What is being asked.
Where the word "eixo" occurs in a line, return that line.

Dataset rows.
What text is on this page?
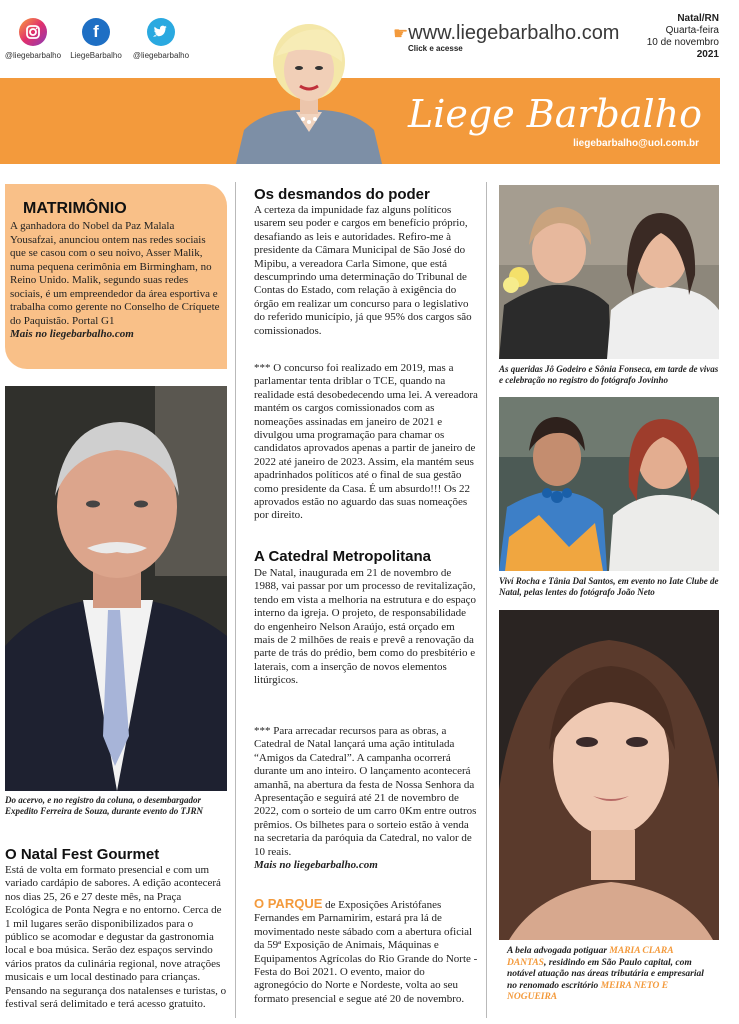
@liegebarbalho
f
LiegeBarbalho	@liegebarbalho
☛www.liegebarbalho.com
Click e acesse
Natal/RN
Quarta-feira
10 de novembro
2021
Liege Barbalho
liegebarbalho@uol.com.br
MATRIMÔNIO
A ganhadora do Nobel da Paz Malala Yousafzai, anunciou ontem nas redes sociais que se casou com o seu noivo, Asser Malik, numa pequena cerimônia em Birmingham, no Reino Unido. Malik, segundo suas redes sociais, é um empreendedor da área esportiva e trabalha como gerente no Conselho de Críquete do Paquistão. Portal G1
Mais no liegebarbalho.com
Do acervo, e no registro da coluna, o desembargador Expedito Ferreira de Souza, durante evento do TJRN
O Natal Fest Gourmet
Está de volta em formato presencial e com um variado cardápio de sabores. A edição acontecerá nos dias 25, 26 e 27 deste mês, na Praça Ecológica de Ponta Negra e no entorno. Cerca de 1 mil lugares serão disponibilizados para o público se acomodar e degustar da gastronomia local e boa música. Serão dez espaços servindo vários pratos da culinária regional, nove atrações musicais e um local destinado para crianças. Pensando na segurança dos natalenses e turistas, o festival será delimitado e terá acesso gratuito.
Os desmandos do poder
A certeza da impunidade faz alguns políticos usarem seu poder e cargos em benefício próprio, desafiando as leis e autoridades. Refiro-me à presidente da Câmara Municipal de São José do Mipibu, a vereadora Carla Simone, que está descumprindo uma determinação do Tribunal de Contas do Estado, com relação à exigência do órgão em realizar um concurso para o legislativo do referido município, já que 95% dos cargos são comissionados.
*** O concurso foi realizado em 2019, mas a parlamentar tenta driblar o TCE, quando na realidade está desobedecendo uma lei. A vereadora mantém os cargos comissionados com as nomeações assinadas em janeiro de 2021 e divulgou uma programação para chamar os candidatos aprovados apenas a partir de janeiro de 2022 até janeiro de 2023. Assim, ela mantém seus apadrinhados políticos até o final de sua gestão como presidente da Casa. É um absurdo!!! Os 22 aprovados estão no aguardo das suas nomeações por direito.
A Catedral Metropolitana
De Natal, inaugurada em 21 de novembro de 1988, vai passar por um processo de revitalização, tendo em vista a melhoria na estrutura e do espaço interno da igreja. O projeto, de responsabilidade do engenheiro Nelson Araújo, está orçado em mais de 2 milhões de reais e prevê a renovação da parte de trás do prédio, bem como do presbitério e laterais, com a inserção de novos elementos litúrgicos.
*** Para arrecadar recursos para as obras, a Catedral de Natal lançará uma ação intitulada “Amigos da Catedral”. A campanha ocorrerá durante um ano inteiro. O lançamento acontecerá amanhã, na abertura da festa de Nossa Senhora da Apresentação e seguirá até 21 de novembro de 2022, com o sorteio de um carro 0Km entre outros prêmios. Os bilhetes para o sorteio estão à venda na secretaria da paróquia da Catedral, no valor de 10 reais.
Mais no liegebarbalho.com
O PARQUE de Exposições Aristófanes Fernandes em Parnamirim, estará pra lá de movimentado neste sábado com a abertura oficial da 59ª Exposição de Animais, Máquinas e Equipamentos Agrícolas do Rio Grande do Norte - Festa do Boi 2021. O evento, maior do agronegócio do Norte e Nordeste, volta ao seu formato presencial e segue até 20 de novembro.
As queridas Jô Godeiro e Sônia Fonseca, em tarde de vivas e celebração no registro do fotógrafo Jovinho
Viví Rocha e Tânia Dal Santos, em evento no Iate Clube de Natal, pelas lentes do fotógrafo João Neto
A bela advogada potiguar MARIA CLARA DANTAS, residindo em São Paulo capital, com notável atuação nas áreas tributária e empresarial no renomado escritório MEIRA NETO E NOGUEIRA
* * *
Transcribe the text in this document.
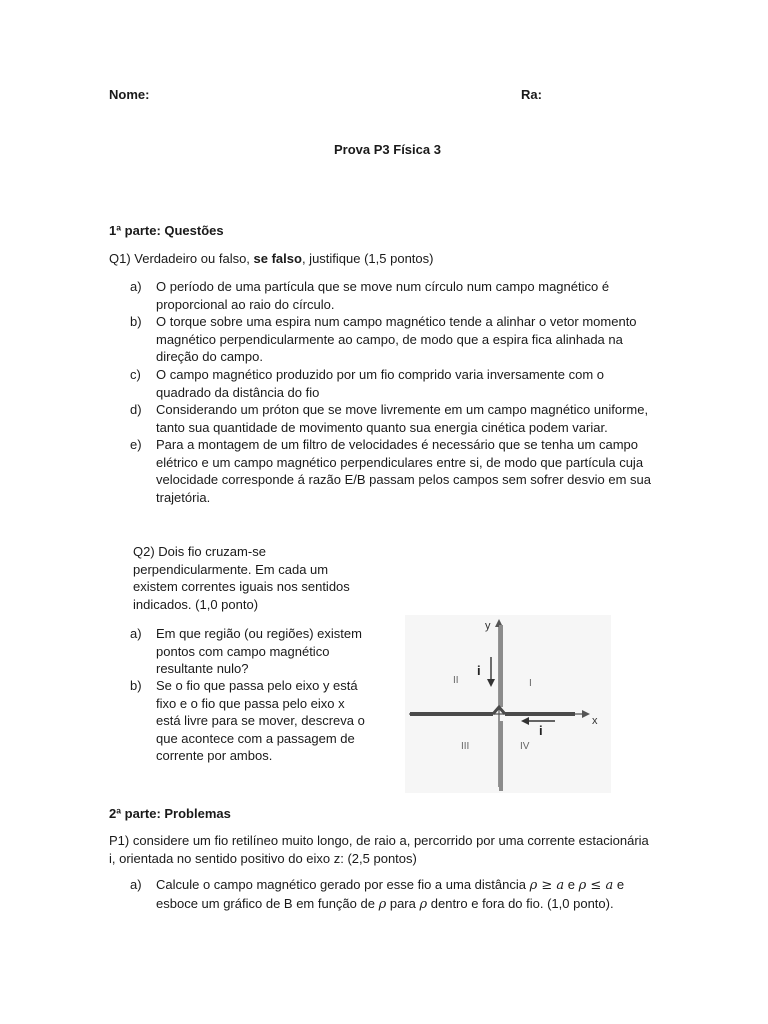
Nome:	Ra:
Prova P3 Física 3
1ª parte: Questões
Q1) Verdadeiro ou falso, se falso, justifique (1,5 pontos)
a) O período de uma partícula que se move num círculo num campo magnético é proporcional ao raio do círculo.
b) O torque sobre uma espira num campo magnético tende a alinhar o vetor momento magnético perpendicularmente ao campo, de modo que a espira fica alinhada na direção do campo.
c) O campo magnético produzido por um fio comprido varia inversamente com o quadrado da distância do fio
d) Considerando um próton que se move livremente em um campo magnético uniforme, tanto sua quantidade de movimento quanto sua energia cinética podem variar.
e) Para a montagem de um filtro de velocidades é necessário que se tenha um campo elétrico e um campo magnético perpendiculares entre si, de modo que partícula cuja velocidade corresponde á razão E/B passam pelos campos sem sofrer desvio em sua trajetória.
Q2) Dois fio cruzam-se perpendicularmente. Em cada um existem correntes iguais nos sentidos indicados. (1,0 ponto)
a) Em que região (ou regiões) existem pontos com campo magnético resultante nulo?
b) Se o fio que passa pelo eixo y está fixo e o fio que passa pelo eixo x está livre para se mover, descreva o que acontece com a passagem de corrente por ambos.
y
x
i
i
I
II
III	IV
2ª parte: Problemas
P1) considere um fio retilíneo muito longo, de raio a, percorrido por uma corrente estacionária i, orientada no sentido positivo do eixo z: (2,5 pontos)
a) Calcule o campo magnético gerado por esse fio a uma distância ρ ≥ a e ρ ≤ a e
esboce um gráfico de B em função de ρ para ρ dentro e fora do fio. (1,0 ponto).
---
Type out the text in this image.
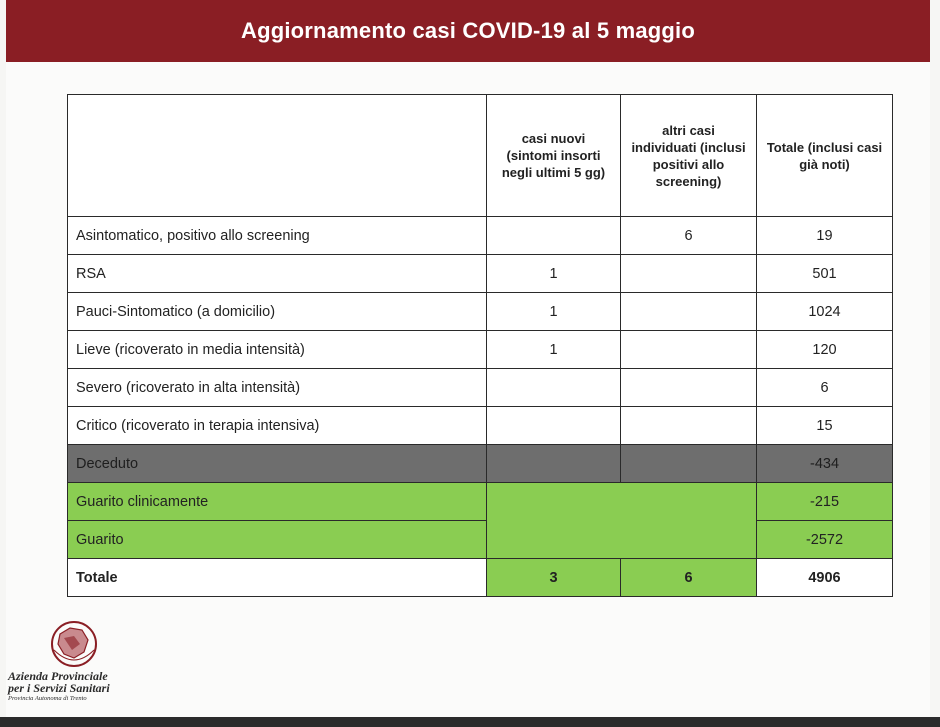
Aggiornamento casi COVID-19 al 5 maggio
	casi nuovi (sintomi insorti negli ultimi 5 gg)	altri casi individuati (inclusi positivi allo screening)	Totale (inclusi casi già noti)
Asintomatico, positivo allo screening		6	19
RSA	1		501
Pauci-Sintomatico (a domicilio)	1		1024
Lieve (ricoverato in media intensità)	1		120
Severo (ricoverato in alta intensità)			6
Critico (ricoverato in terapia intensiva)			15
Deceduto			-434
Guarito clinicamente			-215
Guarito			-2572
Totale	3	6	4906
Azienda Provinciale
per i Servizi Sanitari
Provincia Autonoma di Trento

Task output.
b) Se o fio que passa pelo eixo y está fixo e o fio que passa pelo eixo x está livre para se mover, descreva o que acontece com a passagem de corrente por ambos.
P1) considere um fio retilíneo muito longo, de raio a, percorrido por uma corrente estacionária i, orientada no sentido positivo do eixo z: (2,5 pontos)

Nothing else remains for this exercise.